Devrin Köktürk alfabesiyle yazılıp günümüze kadar ulaşan Irg Bitig adlı fal kitabında görüldüğü üzere, bir insan Tanrı’ya tazim ve hürmetle niyaz ederek O’ndan “Kut” isteyebiliyordu. Tanrı da “Kut ve sürüler” veriyor, “uzun ömürler” ihsan ediyordu[5].
Demek ki, Kut menşe itibariyle Tanrı’dan gelmekteydi.
M.Ö. 209-174 seneleri arasında hüküm süren Mo-Tun, Tanrı’dan Kut almış bir Hun hakanı idi[6]. Yine M.Ö. 74’den önceki Hun tarihinde unvanı “Kutlu” olan bir hakandan daha söz edilmektedir[7].
Kaynaklarımıza göre: “Tanrı’nın kendisine Kut ve saadet verdiği kulun işi her gün yükselirdi.”[8]. “Tanrı kime destek ve yardımcı olursa o kul Kut bulur.”[9], “Tanrı kime inayet ve yardım ederse dünya onun olur ve Kut’a kavuşur”du[10]. “Kut Tanrı’nın fazlındandı”[11] ve “Kut’u yükselten de O idi”[12]. “Kut’un güçlenmesinin bir diğer sebebi de halkın hayır duası” idi[13].
Fakat; “Beyin (hükümdar) gönlü, dili ve tabiatı düzgün olmazsa Kut o memlekette dolaşmaz, kaçardı”[14]. Yani beylerin kanun(ÖNGDİ) ve Töre’ye uymaları gerekiyordu; zira beyler uyarsa halk da uyardı[15]. Eğer bey Töre’ye uymazsa ne olurdu? O zaman Tanrı, Kutunu geri alır ve o kişiyi zelil ederdi. Mesela Töre’ye göre beylik hakkı Bilge Kağan’ın iken, onun yerine geçmeye çalışan İnal kağan “Tanrı’nın Kutunu tasvip etmemesi (taplamaması)” sebebiyle tahtından olmuş ve Töre’ye muhalefetten öldürülmüştür[16]. Çünkü zorbalık ile Töre bir arada barınamazdı[17]. Töre o kadar mühim idi ki, devlet esas itibarıyle Töre’nin yaşatılabilmesi için kurulurdu[18].

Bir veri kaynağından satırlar
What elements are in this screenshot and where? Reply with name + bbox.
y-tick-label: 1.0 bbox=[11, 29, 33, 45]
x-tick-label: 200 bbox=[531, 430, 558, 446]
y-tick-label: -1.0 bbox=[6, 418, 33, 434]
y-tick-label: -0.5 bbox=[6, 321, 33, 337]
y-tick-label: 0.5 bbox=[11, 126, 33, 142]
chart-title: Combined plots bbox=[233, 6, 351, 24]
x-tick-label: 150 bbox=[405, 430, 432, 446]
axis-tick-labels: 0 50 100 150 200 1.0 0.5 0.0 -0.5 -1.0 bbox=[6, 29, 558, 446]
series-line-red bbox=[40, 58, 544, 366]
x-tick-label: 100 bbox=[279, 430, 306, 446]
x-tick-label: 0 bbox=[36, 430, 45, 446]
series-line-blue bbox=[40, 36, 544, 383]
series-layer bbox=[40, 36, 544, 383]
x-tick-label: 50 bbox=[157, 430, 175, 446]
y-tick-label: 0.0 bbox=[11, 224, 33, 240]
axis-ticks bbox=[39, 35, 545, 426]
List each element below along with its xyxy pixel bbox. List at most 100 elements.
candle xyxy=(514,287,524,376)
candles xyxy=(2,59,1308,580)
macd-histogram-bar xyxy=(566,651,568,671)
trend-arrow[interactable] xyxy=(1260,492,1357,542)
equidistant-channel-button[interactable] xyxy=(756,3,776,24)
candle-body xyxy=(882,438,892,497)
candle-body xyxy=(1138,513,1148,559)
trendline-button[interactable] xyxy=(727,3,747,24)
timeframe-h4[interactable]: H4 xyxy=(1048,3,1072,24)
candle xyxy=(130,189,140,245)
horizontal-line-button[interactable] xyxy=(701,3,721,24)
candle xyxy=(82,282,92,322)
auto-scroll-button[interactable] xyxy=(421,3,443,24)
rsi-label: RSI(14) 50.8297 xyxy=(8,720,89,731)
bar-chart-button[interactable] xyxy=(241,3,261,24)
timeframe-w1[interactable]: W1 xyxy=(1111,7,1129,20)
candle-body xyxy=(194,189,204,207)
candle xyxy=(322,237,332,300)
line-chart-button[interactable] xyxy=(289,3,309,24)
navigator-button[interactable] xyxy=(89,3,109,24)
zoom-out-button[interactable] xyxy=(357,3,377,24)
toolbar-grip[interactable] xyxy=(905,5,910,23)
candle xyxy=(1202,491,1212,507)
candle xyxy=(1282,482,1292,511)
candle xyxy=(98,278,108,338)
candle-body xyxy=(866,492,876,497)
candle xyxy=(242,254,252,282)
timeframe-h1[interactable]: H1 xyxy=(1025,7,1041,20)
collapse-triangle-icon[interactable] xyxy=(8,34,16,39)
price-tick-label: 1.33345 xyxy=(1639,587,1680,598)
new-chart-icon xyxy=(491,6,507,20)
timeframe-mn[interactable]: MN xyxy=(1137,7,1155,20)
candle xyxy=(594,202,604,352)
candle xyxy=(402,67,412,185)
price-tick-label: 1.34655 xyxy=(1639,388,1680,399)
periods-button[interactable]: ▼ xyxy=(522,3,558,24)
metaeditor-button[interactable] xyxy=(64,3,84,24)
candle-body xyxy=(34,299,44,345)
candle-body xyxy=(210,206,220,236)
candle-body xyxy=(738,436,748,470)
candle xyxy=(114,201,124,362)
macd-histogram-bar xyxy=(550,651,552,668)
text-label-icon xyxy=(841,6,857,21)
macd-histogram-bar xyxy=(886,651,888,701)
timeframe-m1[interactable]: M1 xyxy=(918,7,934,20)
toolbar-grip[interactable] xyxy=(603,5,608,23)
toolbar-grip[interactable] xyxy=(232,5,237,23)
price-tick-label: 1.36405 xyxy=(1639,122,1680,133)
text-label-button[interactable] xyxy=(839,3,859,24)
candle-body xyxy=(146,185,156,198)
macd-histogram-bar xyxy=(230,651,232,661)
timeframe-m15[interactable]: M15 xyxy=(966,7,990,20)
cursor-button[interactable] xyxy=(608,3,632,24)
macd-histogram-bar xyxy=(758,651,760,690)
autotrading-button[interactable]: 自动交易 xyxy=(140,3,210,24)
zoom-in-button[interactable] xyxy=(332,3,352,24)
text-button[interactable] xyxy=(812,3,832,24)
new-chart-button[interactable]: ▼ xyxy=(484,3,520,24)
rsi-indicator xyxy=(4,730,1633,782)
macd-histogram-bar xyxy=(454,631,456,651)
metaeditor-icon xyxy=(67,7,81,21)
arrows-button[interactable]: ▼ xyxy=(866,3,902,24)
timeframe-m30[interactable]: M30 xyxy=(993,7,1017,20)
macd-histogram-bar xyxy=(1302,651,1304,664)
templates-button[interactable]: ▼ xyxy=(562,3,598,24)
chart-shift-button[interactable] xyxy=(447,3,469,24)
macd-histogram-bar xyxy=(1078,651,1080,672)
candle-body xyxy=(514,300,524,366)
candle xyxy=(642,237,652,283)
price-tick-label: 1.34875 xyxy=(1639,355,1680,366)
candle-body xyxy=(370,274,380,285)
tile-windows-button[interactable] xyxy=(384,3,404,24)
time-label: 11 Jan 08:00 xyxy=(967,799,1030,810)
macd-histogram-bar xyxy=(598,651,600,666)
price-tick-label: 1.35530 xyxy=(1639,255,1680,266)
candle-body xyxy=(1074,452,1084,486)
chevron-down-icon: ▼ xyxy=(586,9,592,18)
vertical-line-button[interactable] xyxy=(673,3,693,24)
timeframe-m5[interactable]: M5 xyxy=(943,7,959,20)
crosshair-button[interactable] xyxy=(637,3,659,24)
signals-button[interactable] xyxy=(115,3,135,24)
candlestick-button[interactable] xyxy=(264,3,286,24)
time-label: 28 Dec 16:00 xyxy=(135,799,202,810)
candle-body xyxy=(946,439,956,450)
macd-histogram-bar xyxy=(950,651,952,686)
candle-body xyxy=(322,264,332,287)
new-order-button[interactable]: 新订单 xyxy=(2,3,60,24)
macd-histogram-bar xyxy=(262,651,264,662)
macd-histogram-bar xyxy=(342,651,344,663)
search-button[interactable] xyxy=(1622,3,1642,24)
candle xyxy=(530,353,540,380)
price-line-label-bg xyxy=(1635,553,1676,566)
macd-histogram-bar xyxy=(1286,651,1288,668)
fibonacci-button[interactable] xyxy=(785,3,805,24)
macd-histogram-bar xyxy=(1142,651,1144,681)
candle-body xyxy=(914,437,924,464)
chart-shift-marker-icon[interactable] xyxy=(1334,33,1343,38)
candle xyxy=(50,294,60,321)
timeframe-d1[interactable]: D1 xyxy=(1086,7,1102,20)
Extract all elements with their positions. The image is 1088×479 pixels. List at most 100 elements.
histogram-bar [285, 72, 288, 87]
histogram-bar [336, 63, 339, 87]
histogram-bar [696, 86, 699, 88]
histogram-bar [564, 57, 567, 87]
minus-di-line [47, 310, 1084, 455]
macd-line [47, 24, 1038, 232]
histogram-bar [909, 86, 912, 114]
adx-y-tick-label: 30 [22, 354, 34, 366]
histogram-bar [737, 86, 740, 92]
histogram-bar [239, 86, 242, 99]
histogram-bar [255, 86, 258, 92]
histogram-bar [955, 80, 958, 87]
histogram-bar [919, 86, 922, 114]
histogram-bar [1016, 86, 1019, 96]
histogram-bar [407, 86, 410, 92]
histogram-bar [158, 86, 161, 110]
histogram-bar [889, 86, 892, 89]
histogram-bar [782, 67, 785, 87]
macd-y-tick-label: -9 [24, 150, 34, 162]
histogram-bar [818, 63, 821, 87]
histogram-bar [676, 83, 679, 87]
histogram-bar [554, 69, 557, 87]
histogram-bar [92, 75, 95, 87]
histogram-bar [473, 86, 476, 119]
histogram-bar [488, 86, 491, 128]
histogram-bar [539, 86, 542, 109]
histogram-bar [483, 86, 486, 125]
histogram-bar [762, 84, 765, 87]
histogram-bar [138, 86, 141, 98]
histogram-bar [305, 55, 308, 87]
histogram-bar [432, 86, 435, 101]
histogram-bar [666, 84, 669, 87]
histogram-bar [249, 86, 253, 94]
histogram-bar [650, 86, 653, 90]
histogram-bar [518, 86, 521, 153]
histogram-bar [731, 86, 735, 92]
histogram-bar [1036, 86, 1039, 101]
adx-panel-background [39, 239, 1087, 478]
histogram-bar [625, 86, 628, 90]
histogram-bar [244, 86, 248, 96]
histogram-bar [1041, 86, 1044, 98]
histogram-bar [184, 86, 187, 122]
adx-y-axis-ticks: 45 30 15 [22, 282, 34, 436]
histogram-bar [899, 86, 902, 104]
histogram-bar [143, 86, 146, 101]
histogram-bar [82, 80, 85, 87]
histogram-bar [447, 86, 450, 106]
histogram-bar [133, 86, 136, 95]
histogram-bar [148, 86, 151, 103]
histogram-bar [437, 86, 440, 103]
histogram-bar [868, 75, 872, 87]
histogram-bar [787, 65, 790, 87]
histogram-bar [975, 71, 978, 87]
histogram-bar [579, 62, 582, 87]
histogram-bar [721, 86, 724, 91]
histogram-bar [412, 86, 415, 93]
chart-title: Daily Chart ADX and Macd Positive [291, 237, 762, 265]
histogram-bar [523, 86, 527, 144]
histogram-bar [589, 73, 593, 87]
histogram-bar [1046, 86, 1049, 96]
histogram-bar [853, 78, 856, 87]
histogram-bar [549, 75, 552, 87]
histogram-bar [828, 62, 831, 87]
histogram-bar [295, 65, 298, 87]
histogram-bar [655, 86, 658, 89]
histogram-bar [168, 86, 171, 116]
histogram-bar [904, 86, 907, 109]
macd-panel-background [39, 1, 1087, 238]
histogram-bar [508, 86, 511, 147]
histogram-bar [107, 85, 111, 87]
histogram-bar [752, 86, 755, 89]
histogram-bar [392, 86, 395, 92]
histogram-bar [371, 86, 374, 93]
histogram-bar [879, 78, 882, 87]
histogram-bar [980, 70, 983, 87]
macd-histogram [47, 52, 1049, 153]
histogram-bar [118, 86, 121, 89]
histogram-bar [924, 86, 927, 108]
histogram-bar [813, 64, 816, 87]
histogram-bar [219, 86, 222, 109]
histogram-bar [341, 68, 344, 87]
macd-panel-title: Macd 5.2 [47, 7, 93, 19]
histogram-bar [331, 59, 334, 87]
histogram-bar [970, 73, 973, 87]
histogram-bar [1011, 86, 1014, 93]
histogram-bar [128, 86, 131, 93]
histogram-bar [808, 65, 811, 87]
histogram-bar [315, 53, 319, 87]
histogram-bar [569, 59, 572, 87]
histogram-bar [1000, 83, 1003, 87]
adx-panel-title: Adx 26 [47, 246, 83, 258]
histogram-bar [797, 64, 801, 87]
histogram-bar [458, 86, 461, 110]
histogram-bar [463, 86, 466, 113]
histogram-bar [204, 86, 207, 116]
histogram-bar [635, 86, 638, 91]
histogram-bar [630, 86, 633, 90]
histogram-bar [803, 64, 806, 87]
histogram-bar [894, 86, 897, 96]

- **Verilen yönerge**: Kut kavramını anlatan metni, son cümlesinden sonra gelecek şekilde sürdürün. Bu satırların burada hiçbir işlevi yoktur.

- **Alıştırmanın cevabı**:
Kut Tanrı bağışı idi; fakat hükümdarlık Töre hükümleriyle sınırlandırılmıştı[19]. Daha açık bir ifadeyle söylemek gerekirse Tanrı, Türk kağanlarını Töre’yi yürütmeleri için tahta çıkarmaktaydı[20].
Türk tarihinde yukarıda verilen örnekleriyle hükümranlık, Töre, Kut ve Tanrı münasebetleriyle ilgili telâkkiler; hemen her yer ve devirde değişmez esaslar olarak yaşamış görünmektedir[21].
Töre nasıl tespit edilebilir?
Kendimize bu suali sorduğumuz zaman verilecek cevap bellidir. Bütün kaynaklarımızın o gözle değerlendirilmesi suretiyle! Fakat bunun için elimizde nisbîlikten uzak, gerçek bir ölçü bulunmalıdır. Zira nelerin Töre’ye âit, nelerin Töre ile alakasız olduğunu tayin edebilmeliyiz ki, kaynakları o ölçüler içerisinde gerçek yerlerine oturtup, onlardan bir takım hükümler çıkartabilelim.
Bu noktada, Kutadgu Bilig üzerinde durmamız gerekiyor.
Zira Kutadgu Bilig, Türkler’in İslâmiyet’e yeni girdikleri zamanlarda yazılmıştı (1069-1070). Orijinal Türk telakkilerinin kaybolmadığı, bozulmadığı bir coğrafyada -ve bilhassa Türk devlet anlayışını anlatmak bakımından- bu işe en ehil bir kalem tarafından telif edilmişti. Eseri, Balasagunlu Yusuf Has Hâcip, Karahanlılar gibi aslî Türk ölçüleriyle kurulmuş bir devlette, en mühim devlet vazifelerinden biri olan “Has Hâciplik” makamındayken kaleme almıştı. İslâmî tesirler henüz dil, hayat tarzı ve devlet kuruluşuna temel olan kaidelere tam manasıyla nüfuz etmemişti. Ayrıca eser kadîm bir Türk beldesinde, Kaşgar’da yazılmıştı. Eserdeki mevzular tamamen orijinal Türk nizamı dikkate alınarak ve Türk mantalitesiyle işlenmişti.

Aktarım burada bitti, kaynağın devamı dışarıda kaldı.